**What to work on**
Copy every line from the records below that holds the word "document".

---

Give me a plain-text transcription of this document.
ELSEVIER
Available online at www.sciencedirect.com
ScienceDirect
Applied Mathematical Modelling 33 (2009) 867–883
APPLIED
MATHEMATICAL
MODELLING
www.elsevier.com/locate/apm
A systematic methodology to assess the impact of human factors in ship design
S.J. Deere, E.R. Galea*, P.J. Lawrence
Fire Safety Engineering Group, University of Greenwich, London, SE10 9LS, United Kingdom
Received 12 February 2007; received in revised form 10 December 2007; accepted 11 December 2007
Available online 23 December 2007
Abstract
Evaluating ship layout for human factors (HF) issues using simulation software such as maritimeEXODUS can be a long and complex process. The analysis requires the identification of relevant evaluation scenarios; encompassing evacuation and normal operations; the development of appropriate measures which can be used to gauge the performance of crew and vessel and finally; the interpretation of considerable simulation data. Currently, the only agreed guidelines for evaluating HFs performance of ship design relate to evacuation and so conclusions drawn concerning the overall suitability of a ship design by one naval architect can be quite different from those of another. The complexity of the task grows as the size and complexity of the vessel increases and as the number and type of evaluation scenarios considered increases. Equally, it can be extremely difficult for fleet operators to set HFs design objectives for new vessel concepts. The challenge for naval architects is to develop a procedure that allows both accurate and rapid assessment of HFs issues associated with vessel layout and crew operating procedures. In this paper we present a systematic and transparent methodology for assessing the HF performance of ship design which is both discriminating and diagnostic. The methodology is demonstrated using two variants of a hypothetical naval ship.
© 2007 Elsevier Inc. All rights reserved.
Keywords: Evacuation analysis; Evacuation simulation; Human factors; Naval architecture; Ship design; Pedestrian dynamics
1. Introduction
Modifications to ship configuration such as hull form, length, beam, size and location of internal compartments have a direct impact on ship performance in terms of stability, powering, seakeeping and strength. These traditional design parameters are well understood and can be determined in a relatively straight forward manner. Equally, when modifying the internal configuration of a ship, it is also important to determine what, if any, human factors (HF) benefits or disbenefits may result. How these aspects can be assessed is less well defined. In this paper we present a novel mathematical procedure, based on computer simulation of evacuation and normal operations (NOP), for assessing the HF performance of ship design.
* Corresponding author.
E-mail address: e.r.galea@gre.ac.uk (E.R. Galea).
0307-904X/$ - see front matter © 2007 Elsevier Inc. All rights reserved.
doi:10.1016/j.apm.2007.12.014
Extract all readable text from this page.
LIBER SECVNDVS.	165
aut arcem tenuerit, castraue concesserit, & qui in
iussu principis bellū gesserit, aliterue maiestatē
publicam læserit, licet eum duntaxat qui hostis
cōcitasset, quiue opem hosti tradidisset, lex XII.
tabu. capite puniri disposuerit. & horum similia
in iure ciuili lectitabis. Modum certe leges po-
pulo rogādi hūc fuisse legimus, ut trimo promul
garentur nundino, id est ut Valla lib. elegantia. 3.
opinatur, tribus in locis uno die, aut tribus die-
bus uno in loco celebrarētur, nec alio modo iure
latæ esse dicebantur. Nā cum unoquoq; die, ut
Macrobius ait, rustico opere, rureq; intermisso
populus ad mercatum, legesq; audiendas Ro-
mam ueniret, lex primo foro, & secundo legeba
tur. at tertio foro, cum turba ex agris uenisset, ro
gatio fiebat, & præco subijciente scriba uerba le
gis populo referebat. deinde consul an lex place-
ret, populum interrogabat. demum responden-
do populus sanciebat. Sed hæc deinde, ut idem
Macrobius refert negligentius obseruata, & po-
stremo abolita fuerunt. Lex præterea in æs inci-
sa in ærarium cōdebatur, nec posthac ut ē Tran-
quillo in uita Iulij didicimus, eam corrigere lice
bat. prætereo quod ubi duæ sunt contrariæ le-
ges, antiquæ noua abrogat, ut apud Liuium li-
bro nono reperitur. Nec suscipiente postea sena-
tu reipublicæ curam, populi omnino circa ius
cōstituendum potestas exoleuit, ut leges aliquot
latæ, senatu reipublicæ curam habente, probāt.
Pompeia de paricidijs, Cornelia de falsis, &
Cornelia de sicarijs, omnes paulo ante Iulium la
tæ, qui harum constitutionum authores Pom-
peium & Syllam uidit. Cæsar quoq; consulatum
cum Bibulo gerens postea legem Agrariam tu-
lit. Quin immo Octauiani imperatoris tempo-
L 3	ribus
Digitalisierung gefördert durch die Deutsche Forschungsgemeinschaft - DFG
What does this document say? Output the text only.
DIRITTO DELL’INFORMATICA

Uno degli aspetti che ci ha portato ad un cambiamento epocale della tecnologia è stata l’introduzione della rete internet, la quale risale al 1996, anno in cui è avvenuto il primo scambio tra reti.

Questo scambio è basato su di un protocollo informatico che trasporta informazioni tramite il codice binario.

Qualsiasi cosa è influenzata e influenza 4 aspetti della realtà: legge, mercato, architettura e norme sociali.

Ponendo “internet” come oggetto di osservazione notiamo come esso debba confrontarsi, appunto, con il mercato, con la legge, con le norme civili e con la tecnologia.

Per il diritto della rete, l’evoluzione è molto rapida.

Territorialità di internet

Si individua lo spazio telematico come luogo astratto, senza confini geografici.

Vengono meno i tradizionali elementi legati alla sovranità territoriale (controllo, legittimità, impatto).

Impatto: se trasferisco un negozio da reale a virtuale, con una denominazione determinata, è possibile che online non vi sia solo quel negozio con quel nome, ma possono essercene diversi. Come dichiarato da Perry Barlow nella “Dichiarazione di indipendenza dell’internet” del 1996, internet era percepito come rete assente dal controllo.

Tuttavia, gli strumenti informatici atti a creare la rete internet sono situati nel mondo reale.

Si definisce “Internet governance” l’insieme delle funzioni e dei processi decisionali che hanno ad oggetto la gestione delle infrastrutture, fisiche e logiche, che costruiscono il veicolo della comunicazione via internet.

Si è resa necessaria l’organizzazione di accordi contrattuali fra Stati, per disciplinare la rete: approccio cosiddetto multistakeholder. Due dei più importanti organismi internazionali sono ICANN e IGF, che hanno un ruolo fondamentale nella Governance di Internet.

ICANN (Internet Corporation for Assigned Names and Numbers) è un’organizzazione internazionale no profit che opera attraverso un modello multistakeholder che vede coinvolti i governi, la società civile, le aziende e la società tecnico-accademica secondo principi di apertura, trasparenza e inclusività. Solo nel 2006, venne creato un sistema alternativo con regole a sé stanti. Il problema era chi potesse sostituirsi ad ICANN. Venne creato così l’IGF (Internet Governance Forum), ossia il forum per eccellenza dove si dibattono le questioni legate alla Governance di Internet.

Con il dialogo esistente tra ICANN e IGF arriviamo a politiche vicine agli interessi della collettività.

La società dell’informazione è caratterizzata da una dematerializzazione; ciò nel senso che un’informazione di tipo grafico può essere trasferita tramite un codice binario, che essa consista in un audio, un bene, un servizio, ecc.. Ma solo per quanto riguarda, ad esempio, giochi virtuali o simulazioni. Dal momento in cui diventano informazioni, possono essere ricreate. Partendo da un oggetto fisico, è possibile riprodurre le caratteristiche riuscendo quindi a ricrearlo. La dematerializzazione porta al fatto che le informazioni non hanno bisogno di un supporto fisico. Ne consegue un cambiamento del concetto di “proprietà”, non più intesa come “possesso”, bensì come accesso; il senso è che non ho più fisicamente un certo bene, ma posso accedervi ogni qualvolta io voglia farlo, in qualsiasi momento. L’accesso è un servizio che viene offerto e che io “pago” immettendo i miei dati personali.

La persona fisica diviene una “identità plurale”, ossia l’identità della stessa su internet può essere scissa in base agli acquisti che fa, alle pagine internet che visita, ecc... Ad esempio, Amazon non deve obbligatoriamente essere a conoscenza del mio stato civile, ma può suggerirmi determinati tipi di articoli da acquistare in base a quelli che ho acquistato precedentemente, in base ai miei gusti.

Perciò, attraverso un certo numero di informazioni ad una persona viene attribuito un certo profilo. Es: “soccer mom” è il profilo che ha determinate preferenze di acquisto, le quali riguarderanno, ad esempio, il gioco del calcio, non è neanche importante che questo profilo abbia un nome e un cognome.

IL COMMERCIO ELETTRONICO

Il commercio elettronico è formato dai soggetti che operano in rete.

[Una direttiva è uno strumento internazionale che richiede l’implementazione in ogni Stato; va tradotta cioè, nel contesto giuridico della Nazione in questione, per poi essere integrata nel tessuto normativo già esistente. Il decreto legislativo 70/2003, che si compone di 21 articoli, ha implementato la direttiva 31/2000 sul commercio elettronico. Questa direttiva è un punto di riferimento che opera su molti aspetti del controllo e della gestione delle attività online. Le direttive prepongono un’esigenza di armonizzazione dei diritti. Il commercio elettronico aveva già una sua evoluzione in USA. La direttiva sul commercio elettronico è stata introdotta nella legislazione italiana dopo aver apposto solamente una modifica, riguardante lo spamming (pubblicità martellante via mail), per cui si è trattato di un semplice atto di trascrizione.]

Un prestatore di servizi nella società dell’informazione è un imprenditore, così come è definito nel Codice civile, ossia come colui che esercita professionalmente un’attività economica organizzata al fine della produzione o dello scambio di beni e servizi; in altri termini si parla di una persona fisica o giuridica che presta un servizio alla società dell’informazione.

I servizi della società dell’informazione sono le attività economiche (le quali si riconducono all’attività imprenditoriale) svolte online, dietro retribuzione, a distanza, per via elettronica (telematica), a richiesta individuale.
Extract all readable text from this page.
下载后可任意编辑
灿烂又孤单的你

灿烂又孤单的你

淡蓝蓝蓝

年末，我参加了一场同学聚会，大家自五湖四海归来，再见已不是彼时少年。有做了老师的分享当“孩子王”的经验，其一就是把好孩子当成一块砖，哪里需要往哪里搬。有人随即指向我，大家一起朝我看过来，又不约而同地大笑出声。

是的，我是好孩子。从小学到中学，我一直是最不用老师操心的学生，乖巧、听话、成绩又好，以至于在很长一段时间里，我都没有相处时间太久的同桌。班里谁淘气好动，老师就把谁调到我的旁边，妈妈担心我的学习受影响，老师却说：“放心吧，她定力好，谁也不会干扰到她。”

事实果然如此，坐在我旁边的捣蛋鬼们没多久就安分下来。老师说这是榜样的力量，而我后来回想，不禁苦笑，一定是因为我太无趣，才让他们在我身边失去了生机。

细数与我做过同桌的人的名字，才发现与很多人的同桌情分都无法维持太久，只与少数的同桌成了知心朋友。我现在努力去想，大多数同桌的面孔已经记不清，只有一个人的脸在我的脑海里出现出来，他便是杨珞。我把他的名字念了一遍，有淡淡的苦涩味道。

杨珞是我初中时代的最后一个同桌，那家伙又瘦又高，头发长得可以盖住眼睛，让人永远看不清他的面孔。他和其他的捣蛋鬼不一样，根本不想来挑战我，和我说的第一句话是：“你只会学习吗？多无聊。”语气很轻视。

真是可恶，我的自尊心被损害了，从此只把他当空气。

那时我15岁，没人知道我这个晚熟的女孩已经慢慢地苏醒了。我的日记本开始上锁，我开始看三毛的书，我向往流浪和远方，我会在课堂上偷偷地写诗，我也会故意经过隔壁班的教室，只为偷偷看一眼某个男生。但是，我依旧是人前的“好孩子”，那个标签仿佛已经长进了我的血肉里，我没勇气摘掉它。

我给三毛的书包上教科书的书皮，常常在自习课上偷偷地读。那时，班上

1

---

**Output for this exercise**
Give me a plain-text transcription of this document.
What does this document say? Output the text only.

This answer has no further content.